- [STATED TASK]:
Leave out the pictures and repeat everything else in the records exactly.

---

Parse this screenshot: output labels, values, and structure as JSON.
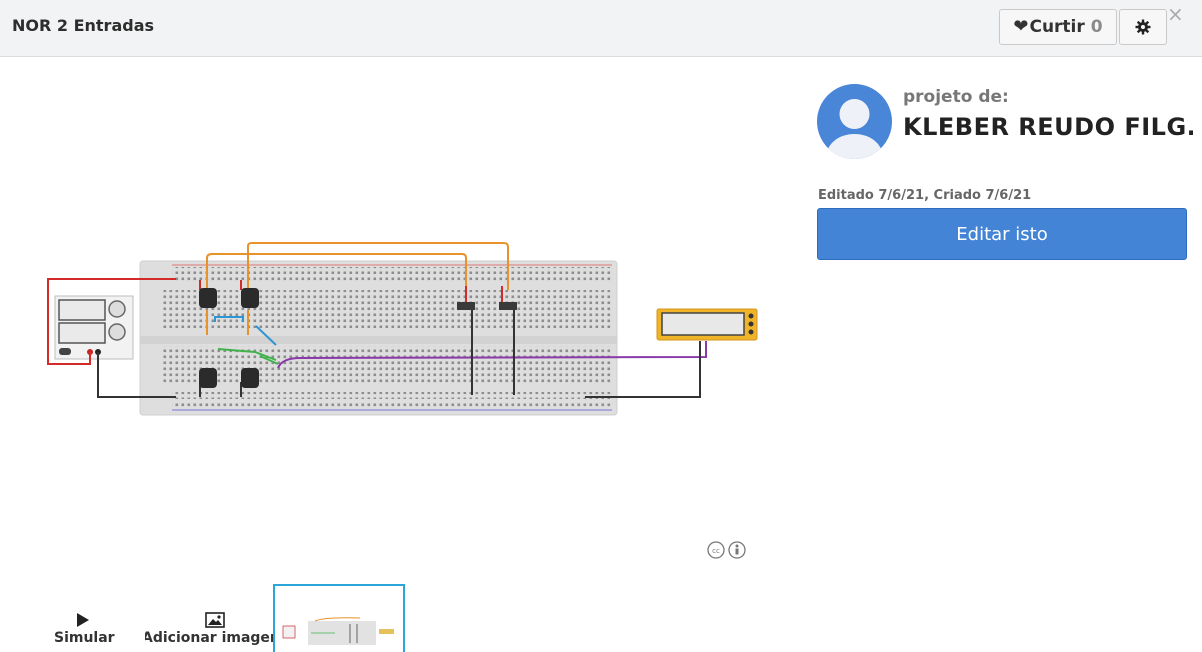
{
  "header": {
    "title": "NOR 2 Entradas",
    "like_label": "Curtir",
    "like_count": "0",
    "heart_icon": "heart-icon",
    "settings_icon": "gear-icon",
    "close_icon": "close-icon",
    "close_glyph": "×"
  },
  "author_panel": {
    "by_label": "projeto de:",
    "author_name": "KLEBER REUDO FILG...",
    "dates": "Editado 7/6/21, Criado 7/6/21",
    "edit_button": "Editar isto"
  },
  "colors": {
    "accent": "#4384d7",
    "avatar": "#4a86d8",
    "thumbnail_border": "#2aa7d8"
  },
  "toolbar": {
    "simulate_label": "Simular",
    "add_image_label": "Adicionar imagem"
  },
  "license_icon": "creative-commons-attribution-icon"
}
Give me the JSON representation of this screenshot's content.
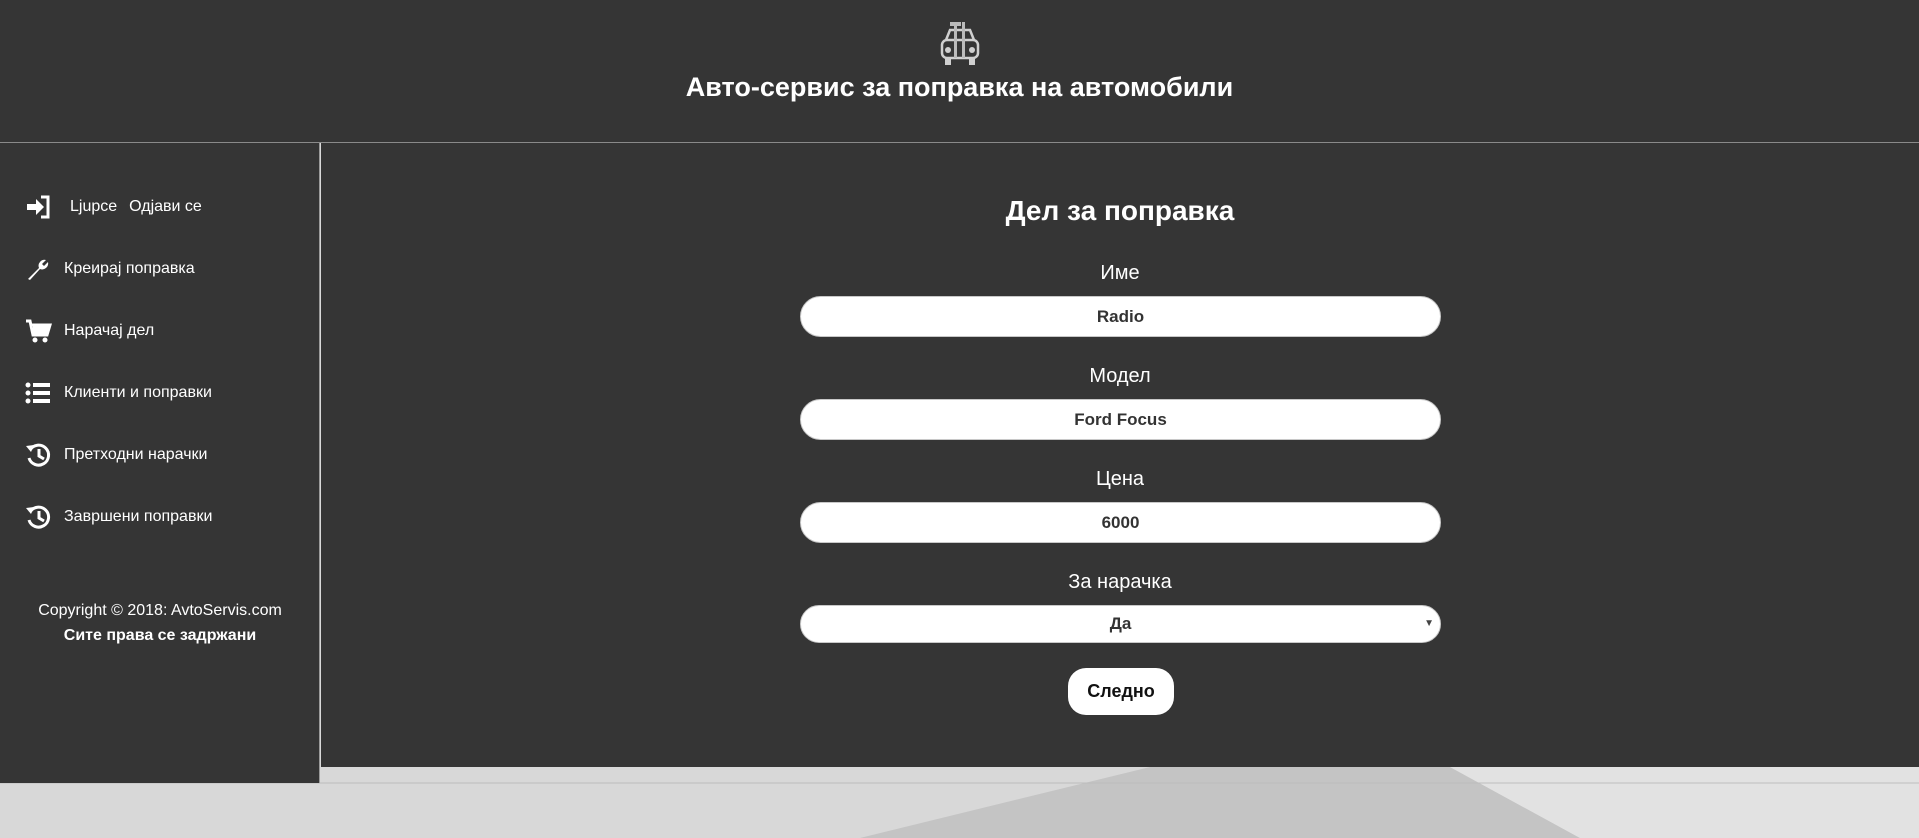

---

- [EXERCISE RESPONSE]:
Parse this screenshot: output labels, values, and structure as JSON.
{
  "header": {
    "title": "NOR 2 Entradas",
    "like_label": "Curtir",
    "like_count": "0",
    "heart_icon": "heart-icon",
    "settings_icon": "gear-icon",
    "close_icon": "close-icon",
    "close_glyph": "×"
  },
  "author_panel": {
    "by_label": "projeto de:",
    "author_name": "KLEBER REUDO FILG...",
    "dates": "Editado 7/6/21, Criado 7/6/21",
    "edit_button": "Editar isto"
  },
  "colors": {
    "accent": "#4384d7",
    "avatar": "#4a86d8",
    "thumbnail_border": "#2aa7d8"
  },
  "toolbar": {
    "simulate_label": "Simular",
    "add_image_label": "Adicionar imagem"
  },
  "license_icon": "creative-commons-attribution-icon"
}
Give me the JSON representation of this screenshot's content.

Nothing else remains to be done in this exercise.